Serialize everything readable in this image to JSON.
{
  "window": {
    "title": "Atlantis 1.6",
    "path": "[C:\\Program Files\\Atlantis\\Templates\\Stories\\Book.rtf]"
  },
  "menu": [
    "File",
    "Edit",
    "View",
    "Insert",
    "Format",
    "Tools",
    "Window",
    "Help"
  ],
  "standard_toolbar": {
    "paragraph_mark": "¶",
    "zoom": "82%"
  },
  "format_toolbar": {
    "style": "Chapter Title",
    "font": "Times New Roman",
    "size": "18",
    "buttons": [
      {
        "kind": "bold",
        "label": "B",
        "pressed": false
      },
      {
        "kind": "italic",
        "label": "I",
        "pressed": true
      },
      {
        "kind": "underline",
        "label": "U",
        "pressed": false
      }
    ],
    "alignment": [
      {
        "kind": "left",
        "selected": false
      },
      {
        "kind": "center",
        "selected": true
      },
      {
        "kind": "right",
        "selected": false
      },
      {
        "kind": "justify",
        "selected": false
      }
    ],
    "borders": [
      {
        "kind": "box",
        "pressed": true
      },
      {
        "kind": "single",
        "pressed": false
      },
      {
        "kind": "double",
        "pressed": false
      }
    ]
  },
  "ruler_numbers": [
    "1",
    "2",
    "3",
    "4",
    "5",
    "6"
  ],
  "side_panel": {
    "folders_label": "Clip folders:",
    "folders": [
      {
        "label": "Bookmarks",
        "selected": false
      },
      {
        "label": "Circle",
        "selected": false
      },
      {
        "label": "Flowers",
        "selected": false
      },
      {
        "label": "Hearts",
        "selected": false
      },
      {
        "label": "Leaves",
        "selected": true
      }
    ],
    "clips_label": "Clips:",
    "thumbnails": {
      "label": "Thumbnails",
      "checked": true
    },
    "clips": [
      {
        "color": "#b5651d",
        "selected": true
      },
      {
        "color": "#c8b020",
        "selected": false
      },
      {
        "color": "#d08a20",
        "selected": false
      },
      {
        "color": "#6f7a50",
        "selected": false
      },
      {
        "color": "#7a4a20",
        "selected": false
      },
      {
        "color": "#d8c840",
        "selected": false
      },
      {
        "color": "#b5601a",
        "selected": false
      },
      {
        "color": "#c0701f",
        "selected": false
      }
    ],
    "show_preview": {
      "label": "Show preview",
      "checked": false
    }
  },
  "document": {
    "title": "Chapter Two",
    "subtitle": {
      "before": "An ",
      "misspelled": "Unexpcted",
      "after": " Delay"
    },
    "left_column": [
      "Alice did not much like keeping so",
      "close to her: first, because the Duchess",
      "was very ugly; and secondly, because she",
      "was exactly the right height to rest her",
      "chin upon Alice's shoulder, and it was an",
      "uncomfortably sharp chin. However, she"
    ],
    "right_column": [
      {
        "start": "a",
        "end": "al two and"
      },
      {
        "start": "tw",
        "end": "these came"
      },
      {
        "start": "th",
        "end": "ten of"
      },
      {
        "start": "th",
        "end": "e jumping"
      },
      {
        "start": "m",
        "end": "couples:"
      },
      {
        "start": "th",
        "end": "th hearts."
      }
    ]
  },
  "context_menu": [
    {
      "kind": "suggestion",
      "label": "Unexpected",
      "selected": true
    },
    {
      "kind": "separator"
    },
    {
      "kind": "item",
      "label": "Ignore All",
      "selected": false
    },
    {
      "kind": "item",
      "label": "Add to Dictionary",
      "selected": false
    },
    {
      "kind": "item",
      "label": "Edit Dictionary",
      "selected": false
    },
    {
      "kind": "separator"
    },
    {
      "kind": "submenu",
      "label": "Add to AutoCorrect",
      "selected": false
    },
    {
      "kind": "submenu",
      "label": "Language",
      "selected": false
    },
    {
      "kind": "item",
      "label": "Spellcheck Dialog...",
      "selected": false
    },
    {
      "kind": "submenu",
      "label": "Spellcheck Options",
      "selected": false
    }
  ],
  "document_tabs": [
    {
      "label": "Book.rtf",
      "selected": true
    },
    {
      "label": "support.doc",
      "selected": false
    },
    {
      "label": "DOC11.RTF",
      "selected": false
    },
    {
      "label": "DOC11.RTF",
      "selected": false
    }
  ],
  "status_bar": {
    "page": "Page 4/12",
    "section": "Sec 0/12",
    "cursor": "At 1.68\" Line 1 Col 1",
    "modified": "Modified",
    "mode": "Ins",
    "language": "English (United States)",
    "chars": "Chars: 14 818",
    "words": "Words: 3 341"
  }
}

========================================================================

What to do
Above are the records; copy all of them exactly.

The response
Serialize everything readable in this image to JSON.
{
  "window": {
    "title": "Atlantis 1.6",
    "path": "[C:\\Program Files\\Atlantis\\Templates\\Stories\\Book.rtf]"
  },
  "menu": [
    "File",
    "Edit",
    "View",
    "Insert",
    "Format",
    "Tools",
    "Window",
    "Help"
  ],
  "standard_toolbar": {
    "paragraph_mark": "¶",
    "zoom": "82%"
  },
  "format_toolbar": {
    "style": "Chapter Title",
    "font": "Times New Roman",
    "size": "18",
    "buttons": [
      {
        "kind": "bold",
        "label": "B",
        "pressed": false
      },
      {
        "kind": "italic",
        "label": "I",
        "pressed": true
      },
      {
        "kind": "underline",
        "label": "U",
        "pressed": false
      }
    ],
    "alignment": [
      {
        "kind": "left",
        "selected": false
      },
      {
        "kind": "center",
        "selected": true
      },
      {
        "kind": "right",
        "selected": false
      },
      {
        "kind": "justify",
        "selected": false
      }
    ],
    "borders": [
      {
        "kind": "box",
        "pressed": true
      },
      {
        "kind": "single",
        "pressed": false
      },
      {
        "kind": "double",
        "pressed": false
      }
    ]
  },
  "ruler_numbers": [
    "1",
    "2",
    "3",
    "4",
    "5",
    "6"
  ],
  "side_panel": {
    "folders_label": "Clip folders:",
    "folders": [
      {
        "label": "Bookmarks",
        "selected": false
      },
      {
        "label": "Circle",
        "selected": false
      },
      {
        "label": "Flowers",
        "selected": false
      },
      {
        "label": "Hearts",
        "selected": false
      },
      {
        "label": "Leaves",
        "selected": true
      }
    ],
    "clips_label": "Clips:",
    "thumbnails": {
      "label": "Thumbnails",
      "checked": true
    },
    "clips": [
      {
        "color": "#b5651d",
        "selected": true
      },
      {
        "color": "#c8b020",
        "selected": false
      },
      {
        "color": "#d08a20",
        "selected": false
      },
      {
        "color": "#6f7a50",
        "selected": false
      },
      {
        "color": "#7a4a20",
        "selected": false
      },
      {
        "color": "#d8c840",
        "selected": false
      },
      {
        "color": "#b5601a",
        "selected": false
      },
      {
        "color": "#c0701f",
        "selected": false
      }
    ],
    "show_preview": {
      "label": "Show preview",
      "checked": false
    }
  },
  "document": {
    "title": "Chapter Two",
    "subtitle": {
      "before": "An ",
      "misspelled": "Unexpcted",
      "after": " Delay"
    },
    "left_column": [
      "Alice did not much like keeping so",
      "close to her: first, because the Duchess",
      "was very ugly; and secondly, because she",
      "was exactly the right height to rest her",
      "chin upon Alice's shoulder, and it was an",
      "uncomfortably sharp chin. However, she"
    ],
    "right_column": [
      {
        "start": "a",
        "end": "al two and"
      },
      {
        "start": "tw",
        "end": "these came"
      },
      {
        "start": "th",
        "end": "ten of"
      },
      {
        "start": "th",
        "end": "e jumping"
      },
      {
        "start": "m",
        "end": "couples:"
      },
      {
        "start": "th",
        "end": "th hearts."
      }
    ]
  },
  "context_menu": [
    {
      "kind": "suggestion",
      "label": "Unexpected",
      "selected": true
    },
    {
      "kind": "separator"
    },
    {
      "kind": "item",
      "label": "Ignore All",
      "selected": false
    },
    {
      "kind": "item",
      "label": "Add to Dictionary",
      "selected": false
    },
    {
      "kind": "item",
      "label": "Edit Dictionary",
      "selected": false
    },
    {
      "kind": "separator"
    },
    {
      "kind": "submenu",
      "label": "Add to AutoCorrect",
      "selected": false
    },
    {
      "kind": "submenu",
      "label": "Language",
      "selected": false
    },
    {
      "kind": "item",
      "label": "Spellcheck Dialog...",
      "selected": false
    },
    {
      "kind": "submenu",
      "label": "Spellcheck Options",
      "selected": false
    }
  ],
  "document_tabs": [
    {
      "label": "Book.rtf",
      "selected": true
    },
    {
      "label": "support.doc",
      "selected": false
    },
    {
      "label": "DOC11.RTF",
      "selected": false
    },
    {
      "label": "DOC11.RTF",
      "selected": false
    }
  ],
  "status_bar": {
    "page": "Page 4/12",
    "section": "Sec 0/12",
    "cursor": "At 1.68\" Line 1 Col 1",
    "modified": "Modified",
    "mode": "Ins",
    "language": "English (United States)",
    "chars": "Chars: 14 818",
    "words": "Words: 3 341"
  }
}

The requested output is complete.